Zuverlässiger Rückruf

Herzlich willkommen zu einem neuen Video eurer Hundeschule „kein-hundeleben“. In diesem Video zeige ich, wie ein tatsächlich funktionierender Rückruf aufgebaut werden kann. Schließlich, ich komme ja aus dem Diensthundebereich, muss man beispielsweise auf dem Bahnhof seinen Hund zur Arbeit ableinen können, ohne dass er dann verloren geht. Er muss eben hören. Der hier gezeigte Trainingsablauf ist simpel und funktioniert – sonst hätten ich und andere ihn nicht angewandt.

Vorab einige Erläuterungen zum besseren Verständnis. Das Video beinhaltet dann die Demonstration der Umsetzung des Trainingsplans für den sicheren Rückruf.

Bodentarget

Zuerst wird dem Hund im Rahmen des Stubentrainings beigebracht, auf das Bodentarget zu gehen. Das Bodentarget hat die gleiche Funktion wie das Podest für die Elefanten oder Löwen im Zirkus. Einmal

  • können sich die Tiere auf das Podest oder Bodentarget zurückziehen, wenn ihnen alles zu viel wird. Dort haben sie ihre Ruhe.

### [AUFGABEN]
**A.** Aus welchem Bereich kommt laut dem Ausgangstext die Person, die das Video vorstellt?
**B.** Gib den Ausgangstext von „Vorab einige Erläuterungen“ bis „den sicheren Rückruf.“ wörtlich wieder.

### [DATEN]
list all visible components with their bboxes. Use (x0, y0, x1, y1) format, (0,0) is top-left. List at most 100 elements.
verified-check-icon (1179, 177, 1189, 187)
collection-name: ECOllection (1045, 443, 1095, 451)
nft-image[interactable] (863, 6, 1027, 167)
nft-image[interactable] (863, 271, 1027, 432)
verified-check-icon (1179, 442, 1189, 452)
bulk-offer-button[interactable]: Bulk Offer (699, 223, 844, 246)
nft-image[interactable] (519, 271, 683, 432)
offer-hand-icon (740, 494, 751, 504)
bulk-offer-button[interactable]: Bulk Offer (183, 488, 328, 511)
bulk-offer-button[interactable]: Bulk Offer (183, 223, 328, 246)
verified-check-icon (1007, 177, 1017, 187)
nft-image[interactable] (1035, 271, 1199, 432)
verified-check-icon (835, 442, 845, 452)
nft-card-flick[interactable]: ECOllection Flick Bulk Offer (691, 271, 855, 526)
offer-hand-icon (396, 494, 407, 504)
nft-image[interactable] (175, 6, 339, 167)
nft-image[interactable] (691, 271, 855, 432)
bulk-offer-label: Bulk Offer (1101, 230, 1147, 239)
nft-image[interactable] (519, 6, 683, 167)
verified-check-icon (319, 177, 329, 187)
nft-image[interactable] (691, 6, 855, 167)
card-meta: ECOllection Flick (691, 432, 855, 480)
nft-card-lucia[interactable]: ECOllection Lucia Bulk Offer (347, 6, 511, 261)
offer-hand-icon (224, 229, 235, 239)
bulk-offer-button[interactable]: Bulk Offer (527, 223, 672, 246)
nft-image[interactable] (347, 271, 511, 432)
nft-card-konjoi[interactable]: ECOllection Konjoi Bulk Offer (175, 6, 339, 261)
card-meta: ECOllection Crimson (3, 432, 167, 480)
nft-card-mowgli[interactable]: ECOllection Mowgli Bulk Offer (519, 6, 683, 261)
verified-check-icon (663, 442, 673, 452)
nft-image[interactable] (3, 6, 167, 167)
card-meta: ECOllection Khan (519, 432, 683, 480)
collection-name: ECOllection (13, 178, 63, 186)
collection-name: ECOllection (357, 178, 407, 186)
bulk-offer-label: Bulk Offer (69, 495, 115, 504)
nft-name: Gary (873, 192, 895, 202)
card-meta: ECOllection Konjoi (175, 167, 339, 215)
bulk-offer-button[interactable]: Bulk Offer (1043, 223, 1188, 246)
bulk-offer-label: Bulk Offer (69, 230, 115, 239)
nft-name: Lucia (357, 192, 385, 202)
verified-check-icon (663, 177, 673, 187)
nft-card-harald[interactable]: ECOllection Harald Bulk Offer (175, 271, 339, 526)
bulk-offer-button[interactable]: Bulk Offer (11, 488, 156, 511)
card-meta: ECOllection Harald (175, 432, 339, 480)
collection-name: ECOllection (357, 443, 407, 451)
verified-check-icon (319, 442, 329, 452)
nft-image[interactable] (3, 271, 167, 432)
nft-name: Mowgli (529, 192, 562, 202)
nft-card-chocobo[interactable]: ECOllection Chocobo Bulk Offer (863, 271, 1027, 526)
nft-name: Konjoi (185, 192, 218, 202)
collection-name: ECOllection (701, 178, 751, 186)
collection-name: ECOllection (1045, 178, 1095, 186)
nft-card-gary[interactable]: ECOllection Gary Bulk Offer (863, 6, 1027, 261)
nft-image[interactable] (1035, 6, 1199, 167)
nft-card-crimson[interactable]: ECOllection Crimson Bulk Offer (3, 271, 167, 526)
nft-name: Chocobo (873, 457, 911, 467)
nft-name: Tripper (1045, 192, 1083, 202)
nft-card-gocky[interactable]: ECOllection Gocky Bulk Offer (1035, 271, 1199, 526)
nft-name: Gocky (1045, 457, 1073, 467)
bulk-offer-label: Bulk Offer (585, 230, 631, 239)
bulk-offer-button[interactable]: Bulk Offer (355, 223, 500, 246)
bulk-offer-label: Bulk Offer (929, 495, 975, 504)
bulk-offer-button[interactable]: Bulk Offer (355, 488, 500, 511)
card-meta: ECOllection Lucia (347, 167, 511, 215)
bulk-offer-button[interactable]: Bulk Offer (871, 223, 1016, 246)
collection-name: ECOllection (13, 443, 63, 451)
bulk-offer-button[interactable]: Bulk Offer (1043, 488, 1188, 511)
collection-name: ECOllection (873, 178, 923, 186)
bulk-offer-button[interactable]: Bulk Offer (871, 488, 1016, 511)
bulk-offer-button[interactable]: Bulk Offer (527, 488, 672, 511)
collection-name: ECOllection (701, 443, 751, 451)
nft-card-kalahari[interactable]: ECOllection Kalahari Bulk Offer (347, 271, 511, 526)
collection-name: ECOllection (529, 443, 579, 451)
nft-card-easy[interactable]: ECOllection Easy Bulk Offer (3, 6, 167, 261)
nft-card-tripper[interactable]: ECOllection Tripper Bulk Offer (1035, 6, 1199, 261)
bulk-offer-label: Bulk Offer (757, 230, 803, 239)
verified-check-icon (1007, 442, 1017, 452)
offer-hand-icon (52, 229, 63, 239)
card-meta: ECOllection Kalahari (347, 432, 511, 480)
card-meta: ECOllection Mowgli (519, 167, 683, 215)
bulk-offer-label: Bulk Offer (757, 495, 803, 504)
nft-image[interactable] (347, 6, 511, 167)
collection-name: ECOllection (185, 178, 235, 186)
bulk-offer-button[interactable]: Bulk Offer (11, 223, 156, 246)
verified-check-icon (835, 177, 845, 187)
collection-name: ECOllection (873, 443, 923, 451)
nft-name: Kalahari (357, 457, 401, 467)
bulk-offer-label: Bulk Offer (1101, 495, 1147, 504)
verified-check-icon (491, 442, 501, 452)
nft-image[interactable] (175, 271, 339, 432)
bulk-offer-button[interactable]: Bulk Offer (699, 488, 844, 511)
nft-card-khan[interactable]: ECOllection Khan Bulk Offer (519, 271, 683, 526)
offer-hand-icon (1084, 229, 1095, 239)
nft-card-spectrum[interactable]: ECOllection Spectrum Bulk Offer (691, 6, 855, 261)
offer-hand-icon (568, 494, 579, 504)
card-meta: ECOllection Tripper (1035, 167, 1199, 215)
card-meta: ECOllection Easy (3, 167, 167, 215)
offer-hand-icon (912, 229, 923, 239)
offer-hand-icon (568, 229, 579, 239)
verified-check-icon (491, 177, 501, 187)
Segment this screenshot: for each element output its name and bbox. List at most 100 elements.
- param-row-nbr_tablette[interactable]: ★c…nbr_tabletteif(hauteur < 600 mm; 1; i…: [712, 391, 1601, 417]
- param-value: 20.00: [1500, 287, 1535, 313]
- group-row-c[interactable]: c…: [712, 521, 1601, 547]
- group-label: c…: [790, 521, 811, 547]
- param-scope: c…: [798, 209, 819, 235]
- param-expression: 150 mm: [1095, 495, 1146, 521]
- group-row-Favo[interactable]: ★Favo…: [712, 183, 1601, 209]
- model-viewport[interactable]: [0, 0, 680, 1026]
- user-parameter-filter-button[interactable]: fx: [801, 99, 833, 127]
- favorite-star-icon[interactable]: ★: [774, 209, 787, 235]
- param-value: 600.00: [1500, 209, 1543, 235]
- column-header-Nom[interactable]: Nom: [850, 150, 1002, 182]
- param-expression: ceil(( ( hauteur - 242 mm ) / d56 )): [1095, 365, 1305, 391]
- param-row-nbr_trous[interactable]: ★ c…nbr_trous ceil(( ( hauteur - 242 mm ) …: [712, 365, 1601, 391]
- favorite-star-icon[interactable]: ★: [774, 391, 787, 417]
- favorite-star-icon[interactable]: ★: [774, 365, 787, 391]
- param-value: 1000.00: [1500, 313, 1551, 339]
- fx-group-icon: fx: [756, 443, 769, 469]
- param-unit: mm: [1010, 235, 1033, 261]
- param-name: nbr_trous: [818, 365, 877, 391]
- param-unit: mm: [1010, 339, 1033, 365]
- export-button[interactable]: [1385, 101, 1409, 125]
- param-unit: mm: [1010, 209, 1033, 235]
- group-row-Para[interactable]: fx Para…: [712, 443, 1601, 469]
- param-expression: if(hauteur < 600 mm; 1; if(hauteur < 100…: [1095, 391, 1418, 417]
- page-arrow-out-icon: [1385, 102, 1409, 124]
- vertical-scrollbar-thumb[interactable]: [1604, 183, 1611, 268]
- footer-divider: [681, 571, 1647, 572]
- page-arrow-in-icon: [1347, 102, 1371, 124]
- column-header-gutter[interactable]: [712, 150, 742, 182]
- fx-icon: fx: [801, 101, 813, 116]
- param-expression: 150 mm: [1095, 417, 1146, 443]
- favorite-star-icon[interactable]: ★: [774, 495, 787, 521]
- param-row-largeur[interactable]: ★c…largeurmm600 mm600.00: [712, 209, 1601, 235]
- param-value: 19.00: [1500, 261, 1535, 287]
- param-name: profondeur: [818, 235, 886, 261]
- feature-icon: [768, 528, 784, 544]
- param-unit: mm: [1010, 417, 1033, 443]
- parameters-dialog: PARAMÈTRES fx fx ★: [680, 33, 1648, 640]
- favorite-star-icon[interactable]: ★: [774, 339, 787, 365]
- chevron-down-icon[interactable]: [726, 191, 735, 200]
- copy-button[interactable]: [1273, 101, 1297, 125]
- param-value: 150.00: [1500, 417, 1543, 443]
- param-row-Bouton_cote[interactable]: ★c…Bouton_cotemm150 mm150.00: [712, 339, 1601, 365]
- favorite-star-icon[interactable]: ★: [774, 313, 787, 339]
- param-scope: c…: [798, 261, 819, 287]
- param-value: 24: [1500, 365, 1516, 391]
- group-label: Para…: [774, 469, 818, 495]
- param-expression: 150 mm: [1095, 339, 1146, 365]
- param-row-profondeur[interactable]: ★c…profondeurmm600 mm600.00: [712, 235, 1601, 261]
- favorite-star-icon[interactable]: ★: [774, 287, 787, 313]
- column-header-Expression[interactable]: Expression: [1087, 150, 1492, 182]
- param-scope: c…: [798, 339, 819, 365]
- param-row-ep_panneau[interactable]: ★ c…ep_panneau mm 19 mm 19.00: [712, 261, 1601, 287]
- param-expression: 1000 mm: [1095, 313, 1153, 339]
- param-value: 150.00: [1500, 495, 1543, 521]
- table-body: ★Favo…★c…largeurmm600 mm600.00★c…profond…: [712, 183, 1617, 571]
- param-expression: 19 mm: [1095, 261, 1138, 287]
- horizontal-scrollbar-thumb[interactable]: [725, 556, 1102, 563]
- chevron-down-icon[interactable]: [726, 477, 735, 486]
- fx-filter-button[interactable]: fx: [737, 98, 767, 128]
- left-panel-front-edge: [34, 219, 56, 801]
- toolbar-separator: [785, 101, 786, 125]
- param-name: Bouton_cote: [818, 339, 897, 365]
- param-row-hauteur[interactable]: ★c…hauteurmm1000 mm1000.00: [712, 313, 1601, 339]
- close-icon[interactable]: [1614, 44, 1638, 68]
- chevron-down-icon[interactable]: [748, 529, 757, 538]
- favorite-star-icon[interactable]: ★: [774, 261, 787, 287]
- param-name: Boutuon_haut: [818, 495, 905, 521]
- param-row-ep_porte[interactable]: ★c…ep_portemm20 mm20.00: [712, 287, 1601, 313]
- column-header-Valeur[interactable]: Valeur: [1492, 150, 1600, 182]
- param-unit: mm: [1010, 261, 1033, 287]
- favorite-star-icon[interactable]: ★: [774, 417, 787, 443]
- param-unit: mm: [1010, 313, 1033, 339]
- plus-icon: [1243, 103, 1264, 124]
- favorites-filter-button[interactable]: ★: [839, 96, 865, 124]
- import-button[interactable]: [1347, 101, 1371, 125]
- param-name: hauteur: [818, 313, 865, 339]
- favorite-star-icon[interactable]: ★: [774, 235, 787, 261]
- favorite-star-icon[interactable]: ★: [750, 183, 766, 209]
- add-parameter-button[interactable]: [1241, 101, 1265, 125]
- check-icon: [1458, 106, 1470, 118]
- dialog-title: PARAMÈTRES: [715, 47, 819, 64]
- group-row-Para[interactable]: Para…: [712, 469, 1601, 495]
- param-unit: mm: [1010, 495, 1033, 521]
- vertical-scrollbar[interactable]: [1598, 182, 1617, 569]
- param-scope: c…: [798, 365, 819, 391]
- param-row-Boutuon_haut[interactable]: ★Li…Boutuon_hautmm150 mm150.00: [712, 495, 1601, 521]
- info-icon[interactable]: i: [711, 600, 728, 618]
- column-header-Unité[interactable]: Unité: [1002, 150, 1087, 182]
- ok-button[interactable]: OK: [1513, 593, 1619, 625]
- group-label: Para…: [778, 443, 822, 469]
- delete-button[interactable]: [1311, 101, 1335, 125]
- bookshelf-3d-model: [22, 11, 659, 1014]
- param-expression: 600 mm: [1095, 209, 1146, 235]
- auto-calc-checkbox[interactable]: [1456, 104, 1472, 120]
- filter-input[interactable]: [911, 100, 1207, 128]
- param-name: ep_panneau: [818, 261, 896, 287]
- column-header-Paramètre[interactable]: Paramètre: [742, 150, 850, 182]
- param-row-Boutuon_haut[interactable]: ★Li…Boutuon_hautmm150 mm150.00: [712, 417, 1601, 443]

### [LÖSUNGEN]
**A.** Aus dem Diensthundebereich.

**B.**
Vorab einige Erläuterungen zum besseren Verständnis. Das Video beinhaltet dann die Demonstration der Umsetzung des Trainingsplans für den sicheren Rückruf.